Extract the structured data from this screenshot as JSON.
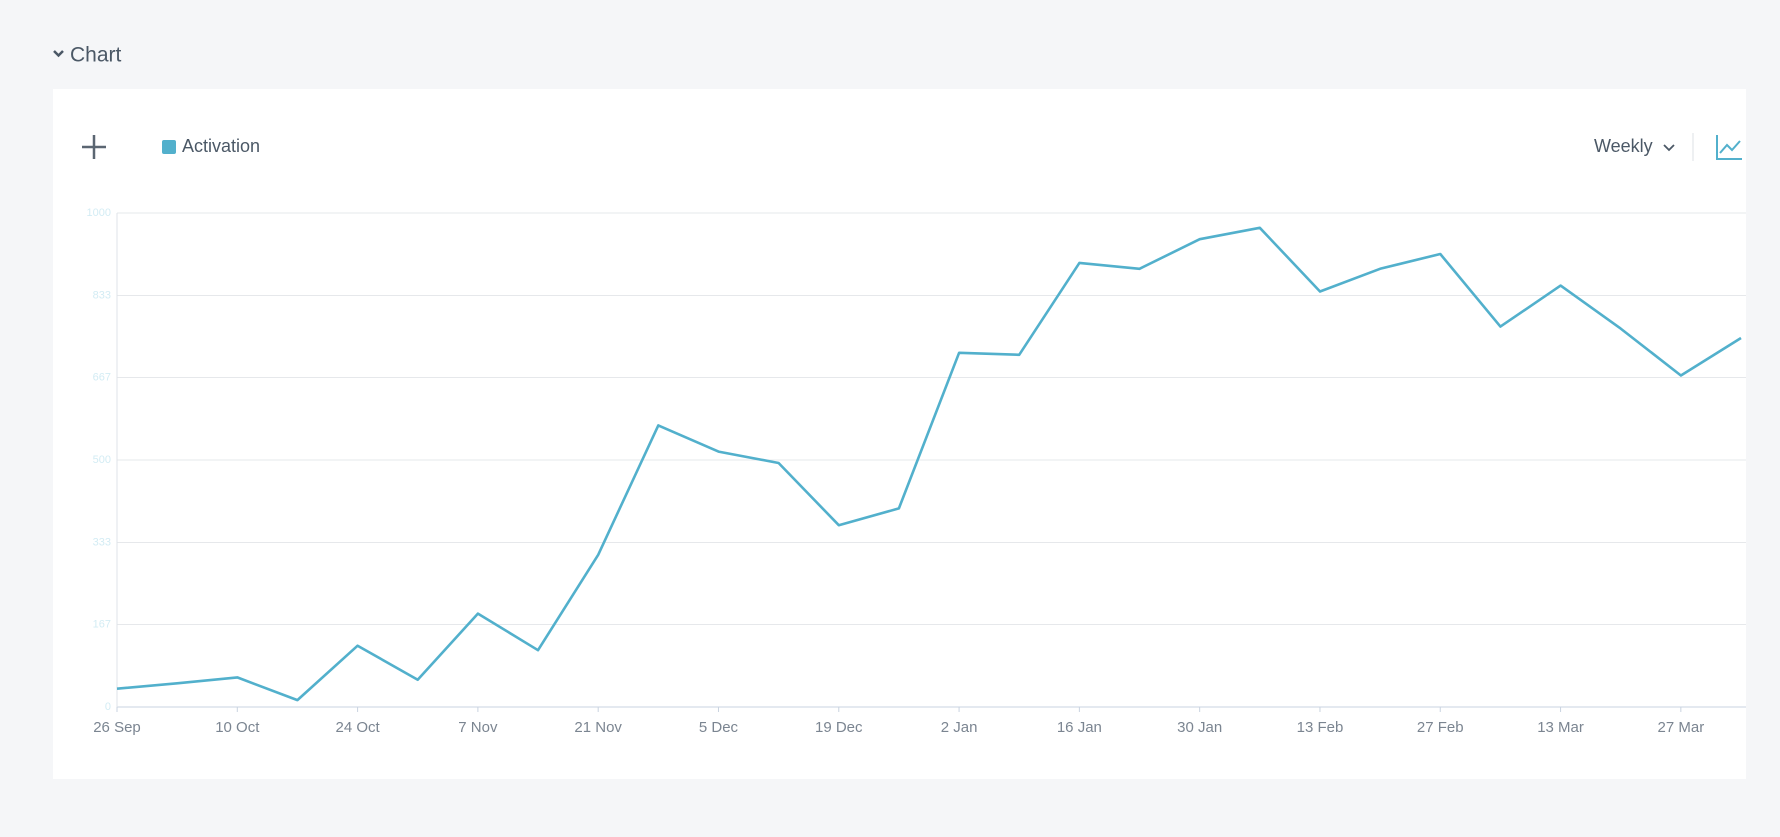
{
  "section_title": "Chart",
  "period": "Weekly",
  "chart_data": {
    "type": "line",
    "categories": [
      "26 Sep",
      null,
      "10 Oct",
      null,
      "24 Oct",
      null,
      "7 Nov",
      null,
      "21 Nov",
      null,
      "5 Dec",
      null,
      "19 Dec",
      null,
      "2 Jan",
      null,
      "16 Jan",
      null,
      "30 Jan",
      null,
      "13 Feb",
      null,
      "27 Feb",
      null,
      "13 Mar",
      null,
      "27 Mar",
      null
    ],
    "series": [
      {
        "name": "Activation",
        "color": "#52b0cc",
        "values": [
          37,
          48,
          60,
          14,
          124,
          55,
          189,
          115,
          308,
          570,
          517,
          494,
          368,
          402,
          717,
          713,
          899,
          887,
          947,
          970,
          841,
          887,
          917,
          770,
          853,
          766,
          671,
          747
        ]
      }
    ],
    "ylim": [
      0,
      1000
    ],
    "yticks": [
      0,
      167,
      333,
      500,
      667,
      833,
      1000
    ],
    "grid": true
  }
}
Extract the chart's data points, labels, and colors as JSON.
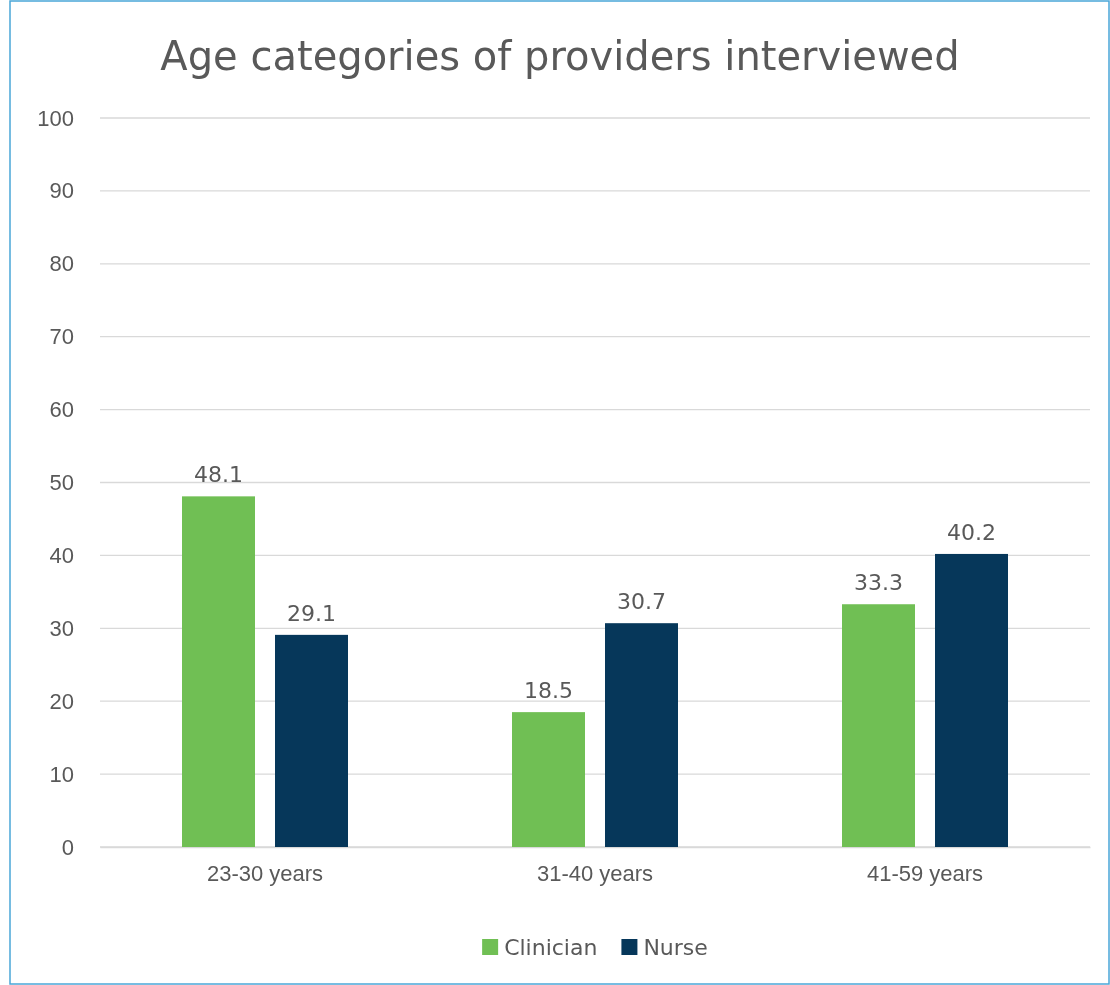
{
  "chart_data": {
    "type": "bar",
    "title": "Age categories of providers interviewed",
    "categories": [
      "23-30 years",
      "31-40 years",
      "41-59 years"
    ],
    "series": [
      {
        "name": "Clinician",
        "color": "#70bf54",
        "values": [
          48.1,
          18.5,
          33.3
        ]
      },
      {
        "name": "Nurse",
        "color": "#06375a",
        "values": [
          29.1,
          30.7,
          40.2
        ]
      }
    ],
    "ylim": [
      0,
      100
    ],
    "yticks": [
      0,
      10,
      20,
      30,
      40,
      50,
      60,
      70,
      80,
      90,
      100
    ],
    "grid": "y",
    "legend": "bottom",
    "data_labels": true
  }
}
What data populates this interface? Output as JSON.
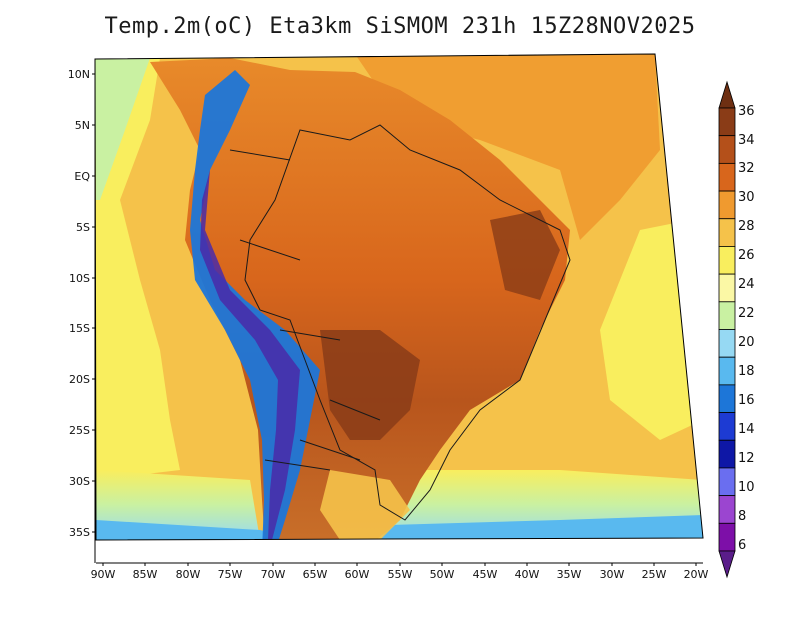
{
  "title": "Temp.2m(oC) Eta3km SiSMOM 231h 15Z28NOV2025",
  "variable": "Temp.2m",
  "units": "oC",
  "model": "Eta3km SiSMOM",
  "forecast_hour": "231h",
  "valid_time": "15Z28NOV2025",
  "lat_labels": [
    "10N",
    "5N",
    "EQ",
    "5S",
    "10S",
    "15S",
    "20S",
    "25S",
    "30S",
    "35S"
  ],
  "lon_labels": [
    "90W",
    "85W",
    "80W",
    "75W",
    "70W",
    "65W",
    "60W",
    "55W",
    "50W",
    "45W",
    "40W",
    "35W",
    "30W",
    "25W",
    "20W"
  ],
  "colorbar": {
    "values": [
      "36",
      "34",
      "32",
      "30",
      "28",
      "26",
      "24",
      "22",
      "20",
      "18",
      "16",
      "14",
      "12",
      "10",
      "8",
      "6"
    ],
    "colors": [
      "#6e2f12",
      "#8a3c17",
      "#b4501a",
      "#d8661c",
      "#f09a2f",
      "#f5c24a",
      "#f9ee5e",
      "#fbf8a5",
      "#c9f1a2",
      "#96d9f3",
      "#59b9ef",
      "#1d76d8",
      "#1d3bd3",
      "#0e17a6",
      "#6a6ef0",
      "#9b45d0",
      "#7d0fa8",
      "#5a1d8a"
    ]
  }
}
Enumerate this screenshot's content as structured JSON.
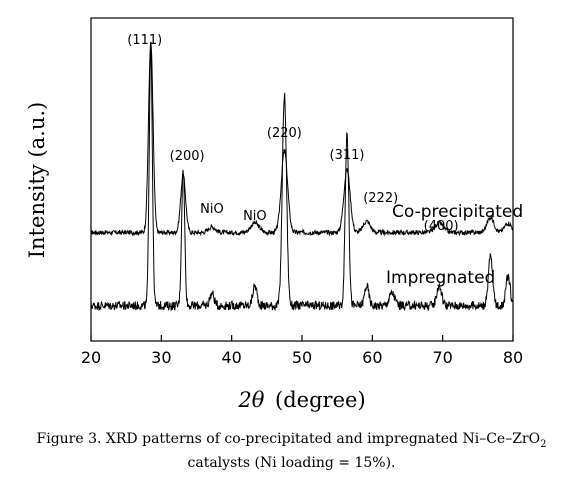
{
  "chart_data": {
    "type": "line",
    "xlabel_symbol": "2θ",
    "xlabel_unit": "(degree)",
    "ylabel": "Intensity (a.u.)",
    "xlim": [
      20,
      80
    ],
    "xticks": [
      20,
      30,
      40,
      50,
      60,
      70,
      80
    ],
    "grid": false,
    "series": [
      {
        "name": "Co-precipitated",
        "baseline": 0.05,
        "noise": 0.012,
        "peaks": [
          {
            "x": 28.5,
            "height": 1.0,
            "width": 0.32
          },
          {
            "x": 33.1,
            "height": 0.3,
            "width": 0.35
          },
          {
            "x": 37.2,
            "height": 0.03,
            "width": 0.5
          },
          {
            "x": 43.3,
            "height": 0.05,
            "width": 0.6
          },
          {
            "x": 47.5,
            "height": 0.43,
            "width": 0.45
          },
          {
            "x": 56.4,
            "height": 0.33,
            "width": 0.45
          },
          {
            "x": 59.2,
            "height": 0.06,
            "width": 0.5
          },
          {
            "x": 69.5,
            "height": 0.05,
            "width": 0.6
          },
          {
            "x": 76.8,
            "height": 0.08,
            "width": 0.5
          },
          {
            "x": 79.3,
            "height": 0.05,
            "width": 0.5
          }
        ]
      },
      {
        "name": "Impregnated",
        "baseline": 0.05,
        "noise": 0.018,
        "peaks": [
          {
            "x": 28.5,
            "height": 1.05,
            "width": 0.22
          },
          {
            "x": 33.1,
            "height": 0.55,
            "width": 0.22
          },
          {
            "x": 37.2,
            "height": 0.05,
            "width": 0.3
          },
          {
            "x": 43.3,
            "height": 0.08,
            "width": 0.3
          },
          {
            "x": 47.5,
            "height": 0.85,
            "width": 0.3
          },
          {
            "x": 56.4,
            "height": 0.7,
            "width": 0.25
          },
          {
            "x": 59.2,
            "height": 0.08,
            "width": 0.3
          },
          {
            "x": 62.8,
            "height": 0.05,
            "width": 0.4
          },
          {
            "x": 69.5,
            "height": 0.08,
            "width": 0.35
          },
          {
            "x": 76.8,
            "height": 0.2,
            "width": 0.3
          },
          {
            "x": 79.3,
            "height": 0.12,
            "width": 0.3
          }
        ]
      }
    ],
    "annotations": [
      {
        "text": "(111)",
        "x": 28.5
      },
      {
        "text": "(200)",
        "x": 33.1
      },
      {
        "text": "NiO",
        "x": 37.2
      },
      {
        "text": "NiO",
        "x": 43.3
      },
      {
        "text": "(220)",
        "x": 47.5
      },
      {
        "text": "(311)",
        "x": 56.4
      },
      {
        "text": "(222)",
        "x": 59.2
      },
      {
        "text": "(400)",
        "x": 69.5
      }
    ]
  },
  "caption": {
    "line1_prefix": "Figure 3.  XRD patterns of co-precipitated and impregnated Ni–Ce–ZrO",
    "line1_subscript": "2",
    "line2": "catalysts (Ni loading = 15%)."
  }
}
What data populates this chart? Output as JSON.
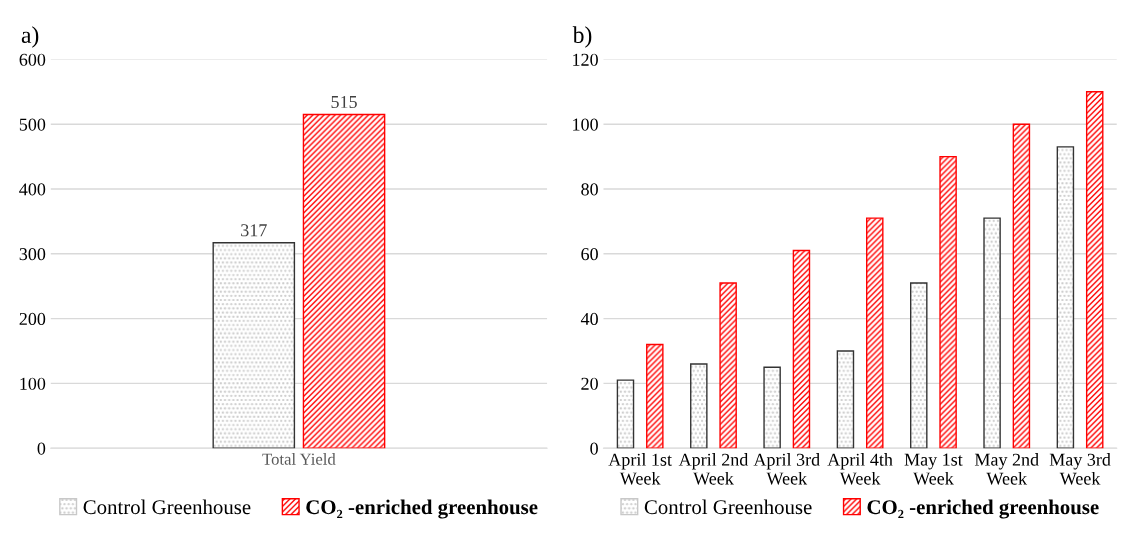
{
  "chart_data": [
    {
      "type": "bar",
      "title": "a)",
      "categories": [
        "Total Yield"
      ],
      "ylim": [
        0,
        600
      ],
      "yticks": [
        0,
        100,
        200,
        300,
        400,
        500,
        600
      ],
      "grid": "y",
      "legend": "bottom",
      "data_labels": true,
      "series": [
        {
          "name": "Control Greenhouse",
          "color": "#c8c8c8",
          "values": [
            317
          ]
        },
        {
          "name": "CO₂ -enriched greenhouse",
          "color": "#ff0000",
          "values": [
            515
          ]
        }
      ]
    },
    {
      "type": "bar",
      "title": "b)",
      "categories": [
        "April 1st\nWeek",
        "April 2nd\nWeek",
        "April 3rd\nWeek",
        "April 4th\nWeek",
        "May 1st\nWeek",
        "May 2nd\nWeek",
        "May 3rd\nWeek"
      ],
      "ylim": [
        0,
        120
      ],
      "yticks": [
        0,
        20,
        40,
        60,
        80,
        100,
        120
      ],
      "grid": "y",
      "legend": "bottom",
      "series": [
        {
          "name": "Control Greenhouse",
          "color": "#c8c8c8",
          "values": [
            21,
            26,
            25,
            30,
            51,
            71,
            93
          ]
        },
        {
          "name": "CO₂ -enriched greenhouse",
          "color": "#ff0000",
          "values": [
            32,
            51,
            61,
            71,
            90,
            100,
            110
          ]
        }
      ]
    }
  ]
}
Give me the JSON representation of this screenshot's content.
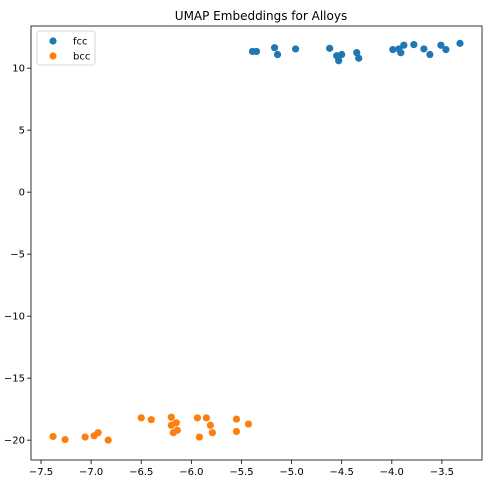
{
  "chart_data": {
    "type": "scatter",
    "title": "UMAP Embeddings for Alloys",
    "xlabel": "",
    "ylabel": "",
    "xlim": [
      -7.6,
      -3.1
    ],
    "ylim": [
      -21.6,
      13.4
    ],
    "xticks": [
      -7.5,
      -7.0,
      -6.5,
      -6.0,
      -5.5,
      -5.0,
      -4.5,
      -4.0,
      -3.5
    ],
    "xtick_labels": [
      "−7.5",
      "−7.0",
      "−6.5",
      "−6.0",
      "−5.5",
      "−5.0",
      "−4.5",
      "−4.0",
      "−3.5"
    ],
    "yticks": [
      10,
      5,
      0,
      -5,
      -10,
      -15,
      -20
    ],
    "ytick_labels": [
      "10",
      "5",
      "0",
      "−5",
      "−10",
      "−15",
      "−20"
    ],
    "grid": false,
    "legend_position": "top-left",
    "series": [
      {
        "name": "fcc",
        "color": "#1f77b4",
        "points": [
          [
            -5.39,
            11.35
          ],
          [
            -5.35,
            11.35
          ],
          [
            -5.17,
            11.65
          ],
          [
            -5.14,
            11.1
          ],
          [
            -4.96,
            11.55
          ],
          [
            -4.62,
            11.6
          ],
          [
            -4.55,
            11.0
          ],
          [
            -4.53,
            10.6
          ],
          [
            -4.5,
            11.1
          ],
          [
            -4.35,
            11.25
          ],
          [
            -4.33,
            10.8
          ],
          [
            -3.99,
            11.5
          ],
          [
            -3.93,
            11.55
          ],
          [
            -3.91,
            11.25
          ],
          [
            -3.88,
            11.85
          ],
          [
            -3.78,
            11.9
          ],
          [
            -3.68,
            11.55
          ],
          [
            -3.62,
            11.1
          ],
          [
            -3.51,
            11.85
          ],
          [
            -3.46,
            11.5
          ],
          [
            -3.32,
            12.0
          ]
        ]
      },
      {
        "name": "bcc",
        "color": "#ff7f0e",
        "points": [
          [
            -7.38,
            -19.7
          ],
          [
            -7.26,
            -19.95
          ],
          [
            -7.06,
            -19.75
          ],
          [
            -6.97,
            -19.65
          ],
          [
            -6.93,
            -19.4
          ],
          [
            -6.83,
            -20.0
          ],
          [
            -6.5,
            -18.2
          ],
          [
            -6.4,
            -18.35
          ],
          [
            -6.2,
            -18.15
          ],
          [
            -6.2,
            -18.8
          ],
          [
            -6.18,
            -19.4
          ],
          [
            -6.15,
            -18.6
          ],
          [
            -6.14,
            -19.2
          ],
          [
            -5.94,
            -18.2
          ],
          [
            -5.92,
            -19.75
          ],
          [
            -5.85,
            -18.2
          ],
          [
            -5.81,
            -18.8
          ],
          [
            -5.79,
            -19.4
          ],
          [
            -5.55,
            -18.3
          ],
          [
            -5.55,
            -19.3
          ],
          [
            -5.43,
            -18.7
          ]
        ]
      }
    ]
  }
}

• _PROBLEM DETAILS_: Among the lines above, determine how many hold the word "Temp"; report the figure alone.

• _RESULT OF THIS TASK_: 2